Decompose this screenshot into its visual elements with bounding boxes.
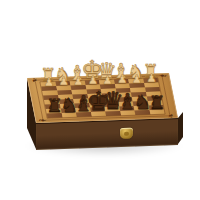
box-front-panel [36,118,178,150]
scroll-ornament-icon: ❧ [158,73,167,78]
box-lid-top: ❧ ❧ ❧ ❧ [27,73,178,123]
chess-board [40,78,164,118]
board-square [91,112,107,117]
board-square [61,113,77,118]
chess-set-photo: ❧ ❧ ❧ ❧ ♜♞♝♛♚♝♞♜♟♟♟♟♟♟♟♟♟♟♟♟♟♟♟♟♜♞♝♛♚♝♞♜ [0,0,200,200]
board-square [134,110,150,115]
board-square [47,113,63,118]
scroll-ornament-icon: ❧ [38,118,47,123]
board-square [76,112,92,117]
brass-clasp-icon [120,128,133,139]
board-square [105,111,121,116]
scroll-ornament-icon: ❧ [29,78,39,83]
scroll-ornament-icon: ❧ [166,113,176,118]
board-square [120,110,136,115]
board-square [149,109,165,114]
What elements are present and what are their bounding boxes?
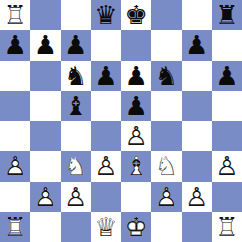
square-e5[interactable]: ♟ (121, 91, 151, 121)
black-pawn-piece: ♟ (121, 61, 151, 91)
white-piece-outline-layer: ♗ (121, 151, 151, 181)
white-pawn-piece: ♟♙ (182, 182, 212, 212)
black-piece-layer: ♚ (121, 0, 151, 30)
white-king-piece: ♚♔ (121, 212, 151, 242)
black-piece-layer: ♟ (121, 61, 151, 91)
square-e3[interactable]: ♝♗ (121, 151, 151, 181)
square-e4[interactable]: ♟♙ (121, 121, 151, 151)
square-f3[interactable]: ♞♘ (151, 151, 181, 181)
black-piece-layer: ♞ (61, 61, 91, 91)
square-f1[interactable] (151, 212, 181, 242)
square-d4[interactable] (91, 121, 121, 151)
square-f2[interactable]: ♟♙ (151, 182, 181, 212)
white-rook-piece: ♜♖ (0, 0, 30, 30)
square-a4[interactable] (0, 121, 30, 151)
white-piece-outline-layer: ♕ (91, 212, 121, 242)
square-a6[interactable] (0, 61, 30, 91)
white-queen-piece: ♛♕ (91, 212, 121, 242)
square-e6[interactable]: ♟ (121, 61, 151, 91)
white-piece-outline-layer: ♘ (61, 151, 91, 181)
black-piece-layer: ♟ (91, 61, 121, 91)
square-b7[interactable]: ♟ (30, 30, 60, 60)
black-pawn-piece: ♟ (121, 91, 151, 121)
square-f5[interactable] (151, 91, 181, 121)
white-bishop-piece: ♝♗ (121, 151, 151, 181)
square-h4[interactable] (212, 121, 242, 151)
square-g3[interactable] (182, 151, 212, 181)
white-piece-outline-layer: ♙ (91, 151, 121, 181)
square-h6[interactable]: ♟ (212, 61, 242, 91)
white-piece-outline-layer: ♙ (0, 151, 30, 181)
square-g4[interactable] (182, 121, 212, 151)
white-piece-outline-layer: ♘ (151, 151, 181, 181)
white-piece-outline-layer: ♙ (61, 182, 91, 212)
black-piece-layer: ♟ (121, 91, 151, 121)
white-pawn-piece: ♟♙ (212, 151, 242, 181)
square-c1[interactable] (61, 212, 91, 242)
black-bishop-piece: ♝ (61, 91, 91, 121)
square-e8[interactable]: ♚ (121, 0, 151, 30)
white-piece-outline-layer: ♙ (151, 182, 181, 212)
black-queen-piece: ♛ (91, 0, 121, 30)
square-g8[interactable] (182, 0, 212, 30)
square-a2[interactable] (0, 182, 30, 212)
square-g1[interactable] (182, 212, 212, 242)
square-c8[interactable] (61, 0, 91, 30)
square-b1[interactable] (30, 212, 60, 242)
square-g5[interactable] (182, 91, 212, 121)
square-c4[interactable] (61, 121, 91, 151)
black-pawn-piece: ♟ (30, 30, 60, 60)
square-d7[interactable] (91, 30, 121, 60)
square-b4[interactable] (30, 121, 60, 151)
black-knight-piece: ♞ (61, 61, 91, 91)
square-d6[interactable]: ♟ (91, 61, 121, 91)
square-f4[interactable] (151, 121, 181, 151)
white-pawn-piece: ♟♙ (30, 182, 60, 212)
square-g7[interactable]: ♟ (182, 30, 212, 60)
white-pawn-piece: ♟♙ (151, 182, 181, 212)
white-piece-outline-layer: ♖ (0, 212, 30, 242)
black-pawn-piece: ♟ (91, 61, 121, 91)
white-knight-piece: ♞♘ (151, 151, 181, 181)
square-c2[interactable]: ♟♙ (61, 182, 91, 212)
square-c7[interactable]: ♟ (61, 30, 91, 60)
white-knight-piece: ♞♘ (61, 151, 91, 181)
black-king-piece: ♚ (121, 0, 151, 30)
white-piece-outline-layer: ♖ (212, 212, 242, 242)
square-g2[interactable]: ♟♙ (182, 182, 212, 212)
square-b8[interactable] (30, 0, 60, 30)
white-piece-outline-layer: ♙ (212, 151, 242, 181)
square-f7[interactable] (151, 30, 181, 60)
square-h8[interactable]: ♜ (212, 0, 242, 30)
square-g6[interactable] (182, 61, 212, 91)
square-c5[interactable]: ♝ (61, 91, 91, 121)
square-c3[interactable]: ♞♘ (61, 151, 91, 181)
black-knight-piece: ♞ (151, 61, 181, 91)
square-f8[interactable] (151, 0, 181, 30)
white-piece-outline-layer: ♔ (121, 212, 151, 242)
black-pawn-piece: ♟ (0, 30, 30, 60)
square-h1[interactable]: ♜♖ (212, 212, 242, 242)
square-b6[interactable] (30, 61, 60, 91)
black-piece-layer: ♟ (30, 30, 60, 60)
white-pawn-piece: ♟♙ (61, 182, 91, 212)
white-piece-outline-layer: ♙ (30, 182, 60, 212)
square-b3[interactable] (30, 151, 60, 181)
white-rook-piece: ♜♖ (212, 212, 242, 242)
black-piece-layer: ♟ (182, 30, 212, 60)
black-piece-layer: ♟ (61, 30, 91, 60)
black-piece-layer: ♜ (212, 0, 242, 30)
square-b2[interactable]: ♟♙ (30, 182, 60, 212)
white-pawn-piece: ♟♙ (121, 121, 151, 151)
square-h3[interactable]: ♟♙ (212, 151, 242, 181)
square-d1[interactable]: ♛♕ (91, 212, 121, 242)
square-d3[interactable]: ♟♙ (91, 151, 121, 181)
square-c6[interactable]: ♞ (61, 61, 91, 91)
square-d2[interactable] (91, 182, 121, 212)
black-piece-layer: ♛ (91, 0, 121, 30)
black-rook-piece: ♜ (212, 0, 242, 30)
white-pawn-piece: ♟♙ (0, 151, 30, 181)
black-piece-layer: ♞ (151, 61, 181, 91)
chess-board: ♜♖♛♚♜♟♟♟♟♞♟♟♞♟♝♟♟♙♟♙♞♘♟♙♝♗♞♘♟♙♟♙♟♙♟♙♟♙♜♖… (0, 0, 242, 242)
square-d5[interactable] (91, 91, 121, 121)
square-e7[interactable] (121, 30, 151, 60)
square-f6[interactable]: ♞ (151, 61, 181, 91)
square-d8[interactable]: ♛ (91, 0, 121, 30)
square-a3[interactable]: ♟♙ (0, 151, 30, 181)
black-piece-layer: ♝ (61, 91, 91, 121)
white-piece-outline-layer: ♙ (121, 121, 151, 151)
black-pawn-piece: ♟ (61, 30, 91, 60)
square-h7[interactable] (212, 30, 242, 60)
square-a7[interactable]: ♟ (0, 30, 30, 60)
white-rook-piece: ♜♖ (0, 212, 30, 242)
square-e1[interactable]: ♚♔ (121, 212, 151, 242)
white-pawn-piece: ♟♙ (91, 151, 121, 181)
black-pawn-piece: ♟ (182, 30, 212, 60)
square-a5[interactable] (0, 91, 30, 121)
black-pawn-piece: ♟ (212, 61, 242, 91)
square-b5[interactable] (30, 91, 60, 121)
square-e2[interactable] (121, 182, 151, 212)
square-a8[interactable]: ♜♖ (0, 0, 30, 30)
white-piece-outline-layer: ♙ (182, 182, 212, 212)
square-a1[interactable]: ♜♖ (0, 212, 30, 242)
black-piece-layer: ♟ (0, 30, 30, 60)
white-piece-outline-layer: ♖ (0, 0, 30, 30)
square-h2[interactable] (212, 182, 242, 212)
black-piece-layer: ♟ (212, 61, 242, 91)
square-h5[interactable] (212, 91, 242, 121)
────────
THE PROBLEM
Quote the rows from the line with "box-front-panel [36,118,178,150]" to the line with "board-square [76,112,92,117]", both included, reproducing each line verbatim.

WRITTEN ANSWER
box-front-panel [36,118,178,150]
scroll-ornament-icon: ❧ [158,73,167,78]
box-lid-top: ❧ ❧ ❧ ❧ [27,73,178,123]
chess-board [40,78,164,118]
board-square [91,112,107,117]
board-square [61,113,77,118]
chess-set-photo: ❧ ❧ ❧ ❧ ♜♞♝♛♚♝♞♜♟♟♟♟♟♟♟♟♟♟♟♟♟♟♟♟♜♞♝♛♚♝♞♜ [0,0,200,200]
board-square [134,110,150,115]
board-square [47,113,63,118]
scroll-ornament-icon: ❧ [38,118,47,123]
board-square [76,112,92,117]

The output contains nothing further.